Requirement:
Your task is to output the entries below word for word.
==== Data supplied ====
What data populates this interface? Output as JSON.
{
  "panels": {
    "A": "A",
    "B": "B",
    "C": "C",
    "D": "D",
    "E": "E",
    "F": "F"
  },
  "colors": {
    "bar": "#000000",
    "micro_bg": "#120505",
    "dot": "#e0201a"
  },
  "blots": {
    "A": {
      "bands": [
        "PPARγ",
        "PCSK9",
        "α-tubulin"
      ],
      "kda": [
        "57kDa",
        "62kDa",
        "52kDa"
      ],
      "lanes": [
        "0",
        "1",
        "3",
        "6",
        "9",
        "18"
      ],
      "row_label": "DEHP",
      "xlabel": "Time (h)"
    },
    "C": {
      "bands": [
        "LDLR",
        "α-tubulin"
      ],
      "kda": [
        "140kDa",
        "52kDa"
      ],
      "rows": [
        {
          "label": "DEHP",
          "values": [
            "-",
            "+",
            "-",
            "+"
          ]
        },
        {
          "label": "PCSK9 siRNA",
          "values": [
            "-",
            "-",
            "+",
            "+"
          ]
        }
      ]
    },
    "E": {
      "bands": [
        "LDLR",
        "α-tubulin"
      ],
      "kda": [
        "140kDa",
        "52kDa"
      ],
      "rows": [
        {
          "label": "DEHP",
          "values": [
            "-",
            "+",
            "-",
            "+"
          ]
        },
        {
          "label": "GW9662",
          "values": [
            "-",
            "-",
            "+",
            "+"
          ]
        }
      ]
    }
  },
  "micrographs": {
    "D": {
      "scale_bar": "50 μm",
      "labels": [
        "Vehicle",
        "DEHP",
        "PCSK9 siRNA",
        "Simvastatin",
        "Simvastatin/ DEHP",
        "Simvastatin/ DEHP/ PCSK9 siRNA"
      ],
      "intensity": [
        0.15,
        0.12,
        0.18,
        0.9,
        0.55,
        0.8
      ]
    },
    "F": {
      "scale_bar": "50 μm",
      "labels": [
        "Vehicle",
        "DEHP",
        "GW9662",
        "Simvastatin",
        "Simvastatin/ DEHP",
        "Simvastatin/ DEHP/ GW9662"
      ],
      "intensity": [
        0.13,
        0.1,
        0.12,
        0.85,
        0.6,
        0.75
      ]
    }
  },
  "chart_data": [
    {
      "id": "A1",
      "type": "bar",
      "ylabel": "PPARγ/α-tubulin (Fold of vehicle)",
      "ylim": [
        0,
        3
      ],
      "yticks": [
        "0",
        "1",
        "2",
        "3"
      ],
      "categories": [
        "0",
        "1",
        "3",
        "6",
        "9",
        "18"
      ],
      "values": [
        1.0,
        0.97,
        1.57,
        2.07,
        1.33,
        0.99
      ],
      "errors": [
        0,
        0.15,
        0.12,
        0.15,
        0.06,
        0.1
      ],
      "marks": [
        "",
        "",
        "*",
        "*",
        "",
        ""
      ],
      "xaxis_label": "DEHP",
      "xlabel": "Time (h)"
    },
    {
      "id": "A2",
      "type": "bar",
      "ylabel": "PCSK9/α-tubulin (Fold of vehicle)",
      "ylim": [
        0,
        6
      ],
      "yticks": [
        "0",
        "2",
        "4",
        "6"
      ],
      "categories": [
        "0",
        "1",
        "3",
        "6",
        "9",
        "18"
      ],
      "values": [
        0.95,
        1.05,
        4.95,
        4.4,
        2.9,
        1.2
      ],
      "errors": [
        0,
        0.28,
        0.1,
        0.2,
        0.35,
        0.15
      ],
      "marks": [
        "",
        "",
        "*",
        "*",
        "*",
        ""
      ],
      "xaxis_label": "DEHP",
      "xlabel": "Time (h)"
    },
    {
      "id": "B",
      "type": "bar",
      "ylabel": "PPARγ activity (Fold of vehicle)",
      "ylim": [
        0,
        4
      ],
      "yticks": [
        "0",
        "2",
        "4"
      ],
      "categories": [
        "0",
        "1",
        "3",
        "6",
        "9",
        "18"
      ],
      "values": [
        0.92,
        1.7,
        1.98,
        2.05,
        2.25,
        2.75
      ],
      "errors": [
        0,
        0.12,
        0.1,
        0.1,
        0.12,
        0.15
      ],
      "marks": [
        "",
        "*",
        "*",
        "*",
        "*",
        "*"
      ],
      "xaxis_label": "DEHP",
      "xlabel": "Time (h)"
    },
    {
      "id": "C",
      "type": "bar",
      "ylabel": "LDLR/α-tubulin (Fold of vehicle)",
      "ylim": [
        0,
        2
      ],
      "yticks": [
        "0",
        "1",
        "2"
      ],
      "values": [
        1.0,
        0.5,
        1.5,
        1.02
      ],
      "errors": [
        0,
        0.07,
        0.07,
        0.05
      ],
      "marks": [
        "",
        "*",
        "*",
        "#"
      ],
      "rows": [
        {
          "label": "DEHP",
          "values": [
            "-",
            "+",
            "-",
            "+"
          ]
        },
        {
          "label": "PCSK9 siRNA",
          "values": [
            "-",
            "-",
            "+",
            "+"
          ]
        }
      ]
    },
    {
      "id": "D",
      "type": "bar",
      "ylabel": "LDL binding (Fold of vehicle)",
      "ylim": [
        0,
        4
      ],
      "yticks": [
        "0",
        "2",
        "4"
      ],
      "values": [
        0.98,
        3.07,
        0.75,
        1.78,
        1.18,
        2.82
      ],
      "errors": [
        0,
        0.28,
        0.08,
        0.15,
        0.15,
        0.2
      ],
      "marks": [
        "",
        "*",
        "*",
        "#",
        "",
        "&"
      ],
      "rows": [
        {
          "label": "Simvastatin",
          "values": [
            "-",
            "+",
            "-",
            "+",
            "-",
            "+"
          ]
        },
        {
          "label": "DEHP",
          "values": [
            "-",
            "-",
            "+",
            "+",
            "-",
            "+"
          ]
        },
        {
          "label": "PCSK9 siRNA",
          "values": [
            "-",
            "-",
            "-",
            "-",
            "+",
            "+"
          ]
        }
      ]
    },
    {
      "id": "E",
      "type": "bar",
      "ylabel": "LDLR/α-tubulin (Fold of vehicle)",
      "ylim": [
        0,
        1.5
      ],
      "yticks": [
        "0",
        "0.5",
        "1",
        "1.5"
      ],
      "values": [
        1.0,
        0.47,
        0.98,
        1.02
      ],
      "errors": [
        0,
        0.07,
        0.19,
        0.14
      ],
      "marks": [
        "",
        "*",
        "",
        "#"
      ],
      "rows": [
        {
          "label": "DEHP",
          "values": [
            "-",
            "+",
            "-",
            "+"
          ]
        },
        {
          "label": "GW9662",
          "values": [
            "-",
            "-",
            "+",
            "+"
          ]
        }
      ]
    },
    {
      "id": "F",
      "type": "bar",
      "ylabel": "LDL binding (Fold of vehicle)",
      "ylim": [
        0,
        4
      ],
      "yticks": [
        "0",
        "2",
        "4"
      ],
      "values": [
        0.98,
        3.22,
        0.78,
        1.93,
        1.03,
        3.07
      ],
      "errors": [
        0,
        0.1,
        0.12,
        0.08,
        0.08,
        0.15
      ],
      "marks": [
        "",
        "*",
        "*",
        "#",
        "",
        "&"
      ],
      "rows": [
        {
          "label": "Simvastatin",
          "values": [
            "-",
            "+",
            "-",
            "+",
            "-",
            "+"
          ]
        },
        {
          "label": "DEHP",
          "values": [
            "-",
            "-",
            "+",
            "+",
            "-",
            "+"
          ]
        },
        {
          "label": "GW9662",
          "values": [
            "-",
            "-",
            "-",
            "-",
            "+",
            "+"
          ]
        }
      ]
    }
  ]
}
====
Task result:
What data populates this interface? Output as JSON.
{
  "panels": {
    "A": "A",
    "B": "B",
    "C": "C",
    "D": "D",
    "E": "E",
    "F": "F"
  },
  "colors": {
    "bar": "#000000",
    "micro_bg": "#120505",
    "dot": "#e0201a"
  },
  "blots": {
    "A": {
      "bands": [
        "PPARγ",
        "PCSK9",
        "α-tubulin"
      ],
      "kda": [
        "57kDa",
        "62kDa",
        "52kDa"
      ],
      "lanes": [
        "0",
        "1",
        "3",
        "6",
        "9",
        "18"
      ],
      "row_label": "DEHP",
      "xlabel": "Time (h)"
    },
    "C": {
      "bands": [
        "LDLR",
        "α-tubulin"
      ],
      "kda": [
        "140kDa",
        "52kDa"
      ],
      "rows": [
        {
          "label": "DEHP",
          "values": [
            "-",
            "+",
            "-",
            "+"
          ]
        },
        {
          "label": "PCSK9 siRNA",
          "values": [
            "-",
            "-",
            "+",
            "+"
          ]
        }
      ]
    },
    "E": {
      "bands": [
        "LDLR",
        "α-tubulin"
      ],
      "kda": [
        "140kDa",
        "52kDa"
      ],
      "rows": [
        {
          "label": "DEHP",
          "values": [
            "-",
            "+",
            "-",
            "+"
          ]
        },
        {
          "label": "GW9662",
          "values": [
            "-",
            "-",
            "+",
            "+"
          ]
        }
      ]
    }
  },
  "micrographs": {
    "D": {
      "scale_bar": "50 μm",
      "labels": [
        "Vehicle",
        "DEHP",
        "PCSK9 siRNA",
        "Simvastatin",
        "Simvastatin/ DEHP",
        "Simvastatin/ DEHP/ PCSK9 siRNA"
      ],
      "intensity": [
        0.15,
        0.12,
        0.18,
        0.9,
        0.55,
        0.8
      ]
    },
    "F": {
      "scale_bar": "50 μm",
      "labels": [
        "Vehicle",
        "DEHP",
        "GW9662",
        "Simvastatin",
        "Simvastatin/ DEHP",
        "Simvastatin/ DEHP/ GW9662"
      ],
      "intensity": [
        0.13,
        0.1,
        0.12,
        0.85,
        0.6,
        0.75
      ]
    }
  },
  "chart_data": [
    {
      "id": "A1",
      "type": "bar",
      "ylabel": "PPARγ/α-tubulin (Fold of vehicle)",
      "ylim": [
        0,
        3
      ],
      "yticks": [
        "0",
        "1",
        "2",
        "3"
      ],
      "categories": [
        "0",
        "1",
        "3",
        "6",
        "9",
        "18"
      ],
      "values": [
        1.0,
        0.97,
        1.57,
        2.07,
        1.33,
        0.99
      ],
      "errors": [
        0,
        0.15,
        0.12,
        0.15,
        0.06,
        0.1
      ],
      "marks": [
        "",
        "",
        "*",
        "*",
        "",
        ""
      ],
      "xaxis_label": "DEHP",
      "xlabel": "Time (h)"
    },
    {
      "id": "A2",
      "type": "bar",
      "ylabel": "PCSK9/α-tubulin (Fold of vehicle)",
      "ylim": [
        0,
        6
      ],
      "yticks": [
        "0",
        "2",
        "4",
        "6"
      ],
      "categories": [
        "0",
        "1",
        "3",
        "6",
        "9",
        "18"
      ],
      "values": [
        0.95,
        1.05,
        4.95,
        4.4,
        2.9,
        1.2
      ],
      "errors": [
        0,
        0.28,
        0.1,
        0.2,
        0.35,
        0.15
      ],
      "marks": [
        "",
        "",
        "*",
        "*",
        "*",
        ""
      ],
      "xaxis_label": "DEHP",
      "xlabel": "Time (h)"
    },
    {
      "id": "B",
      "type": "bar",
      "ylabel": "PPARγ activity (Fold of vehicle)",
      "ylim": [
        0,
        4
      ],
      "yticks": [
        "0",
        "2",
        "4"
      ],
      "categories": [
        "0",
        "1",
        "3",
        "6",
        "9",
        "18"
      ],
      "values": [
        0.92,
        1.7,
        1.98,
        2.05,
        2.25,
        2.75
      ],
      "errors": [
        0,
        0.12,
        0.1,
        0.1,
        0.12,
        0.15
      ],
      "marks": [
        "",
        "*",
        "*",
        "*",
        "*",
        "*"
      ],
      "xaxis_label": "DEHP",
      "xlabel": "Time (h)"
    },
    {
      "id": "C",
      "type": "bar",
      "ylabel": "LDLR/α-tubulin (Fold of vehicle)",
      "ylim": [
        0,
        2
      ],
      "yticks": [
        "0",
        "1",
        "2"
      ],
      "values": [
        1.0,
        0.5,
        1.5,
        1.02
      ],
      "errors": [
        0,
        0.07,
        0.07,
        0.05
      ],
      "marks": [
        "",
        "*",
        "*",
        "#"
      ],
      "rows": [
        {
          "label": "DEHP",
          "values": [
            "-",
            "+",
            "-",
            "+"
          ]
        },
        {
          "label": "PCSK9 siRNA",
          "values": [
            "-",
            "-",
            "+",
            "+"
          ]
        }
      ]
    },
    {
      "id": "D",
      "type": "bar",
      "ylabel": "LDL binding (Fold of vehicle)",
      "ylim": [
        0,
        4
      ],
      "yticks": [
        "0",
        "2",
        "4"
      ],
      "values": [
        0.98,
        3.07,
        0.75,
        1.78,
        1.18,
        2.82
      ],
      "errors": [
        0,
        0.28,
        0.08,
        0.15,
        0.15,
        0.2
      ],
      "marks": [
        "",
        "*",
        "*",
        "#",
        "",
        "&"
      ],
      "rows": [
        {
          "label": "Simvastatin",
          "values": [
            "-",
            "+",
            "-",
            "+",
            "-",
            "+"
          ]
        },
        {
          "label": "DEHP",
          "values": [
            "-",
            "-",
            "+",
            "+",
            "-",
            "+"
          ]
        },
        {
          "label": "PCSK9 siRNA",
          "values": [
            "-",
            "-",
            "-",
            "-",
            "+",
            "+"
          ]
        }
      ]
    },
    {
      "id": "E",
      "type": "bar",
      "ylabel": "LDLR/α-tubulin (Fold of vehicle)",
      "ylim": [
        0,
        1.5
      ],
      "yticks": [
        "0",
        "0.5",
        "1",
        "1.5"
      ],
      "values": [
        1.0,
        0.47,
        0.98,
        1.02
      ],
      "errors": [
        0,
        0.07,
        0.19,
        0.14
      ],
      "marks": [
        "",
        "*",
        "",
        "#"
      ],
      "rows": [
        {
          "label": "DEHP",
          "values": [
            "-",
            "+",
            "-",
            "+"
          ]
        },
        {
          "label": "GW9662",
          "values": [
            "-",
            "-",
            "+",
            "+"
          ]
        }
      ]
    },
    {
      "id": "F",
      "type": "bar",
      "ylabel": "LDL binding (Fold of vehicle)",
      "ylim": [
        0,
        4
      ],
      "yticks": [
        "0",
        "2",
        "4"
      ],
      "values": [
        0.98,
        3.22,
        0.78,
        1.93,
        1.03,
        3.07
      ],
      "errors": [
        0,
        0.1,
        0.12,
        0.08,
        0.08,
        0.15
      ],
      "marks": [
        "",
        "*",
        "*",
        "#",
        "",
        "&"
      ],
      "rows": [
        {
          "label": "Simvastatin",
          "values": [
            "-",
            "+",
            "-",
            "+",
            "-",
            "+"
          ]
        },
        {
          "label": "DEHP",
          "values": [
            "-",
            "-",
            "+",
            "+",
            "-",
            "+"
          ]
        },
        {
          "label": "GW9662",
          "values": [
            "-",
            "-",
            "-",
            "-",
            "+",
            "+"
          ]
        }
      ]
    }
  ]
}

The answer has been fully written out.